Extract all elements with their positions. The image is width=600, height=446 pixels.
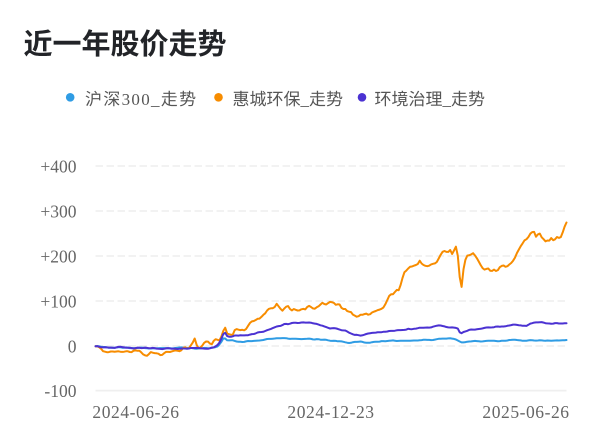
svg-text:+400: +400 bbox=[40, 156, 76, 176]
svg-text:300_: 300_ bbox=[122, 90, 161, 109]
svg-text:0: 0 bbox=[68, 336, 77, 356]
svg-text:+200: +200 bbox=[40, 246, 76, 266]
svg-text:2024-12-23: 2024-12-23 bbox=[287, 402, 374, 422]
svg-text:-100: -100 bbox=[44, 381, 76, 401]
svg-text:_: _ bbox=[442, 90, 452, 109]
svg-text:2024-06-26: 2024-06-26 bbox=[92, 402, 179, 422]
svg-text:2025-06-26: 2025-06-26 bbox=[482, 402, 569, 422]
svg-text:_: _ bbox=[300, 90, 310, 109]
svg-text:+100: +100 bbox=[40, 291, 76, 311]
svg-text:+300: +300 bbox=[40, 201, 76, 221]
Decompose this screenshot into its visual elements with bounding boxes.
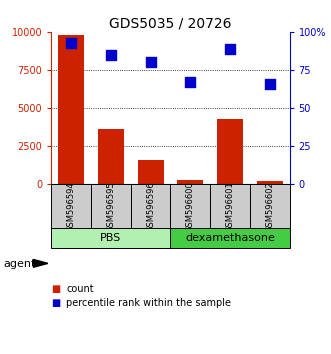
Point	[188, 79, 193, 85]
Bar	[131, 184, 170, 228]
Text: ■: ■	[51, 284, 61, 293]
Text: dexamethasone: dexamethasone	[185, 233, 275, 243]
Text: GSM596596: GSM596596	[146, 181, 155, 232]
Bar	[217, 119, 243, 184]
Polygon shape	[33, 259, 48, 267]
Bar	[51, 184, 91, 228]
Title: GDS5035 / 20726: GDS5035 / 20726	[109, 17, 232, 31]
Bar	[210, 184, 250, 228]
Bar	[170, 228, 290, 248]
Bar	[257, 181, 283, 184]
Bar	[177, 179, 203, 184]
Text: GSM596594: GSM596594	[67, 181, 76, 232]
Text: PBS: PBS	[100, 233, 121, 243]
Text: GSM596600: GSM596600	[186, 181, 195, 232]
Text: percentile rank within the sample: percentile rank within the sample	[66, 298, 231, 308]
Bar	[250, 184, 290, 228]
Point	[69, 40, 74, 45]
Bar	[58, 35, 84, 184]
Bar	[138, 160, 164, 184]
Point	[108, 52, 114, 58]
Bar	[91, 184, 131, 228]
Text: agent: agent	[3, 259, 36, 269]
Text: ■: ■	[51, 298, 61, 308]
Text: count: count	[66, 284, 94, 293]
Text: GSM596602: GSM596602	[265, 181, 274, 232]
Bar	[51, 228, 170, 248]
Point	[227, 46, 233, 51]
Text: GSM596595: GSM596595	[106, 181, 116, 232]
Text: GSM596601: GSM596601	[225, 181, 235, 232]
Point	[148, 59, 153, 65]
Bar	[98, 129, 124, 184]
Bar	[170, 184, 210, 228]
Point	[267, 81, 272, 86]
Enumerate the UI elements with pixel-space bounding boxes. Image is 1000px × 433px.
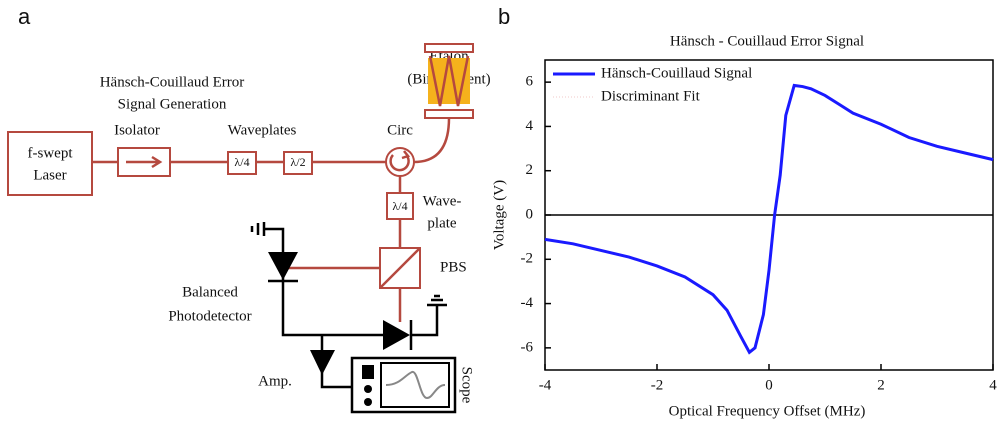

- Exercise task:
Pull out each line in the entries above that contains the word "Point".

- Correct answer:
Point	[188, 79, 193, 85]
Point	[69, 40, 74, 45]
Point	[108, 52, 114, 58]
Point	[227, 46, 233, 51]
Point	[148, 59, 153, 65]
Point	[267, 81, 272, 86]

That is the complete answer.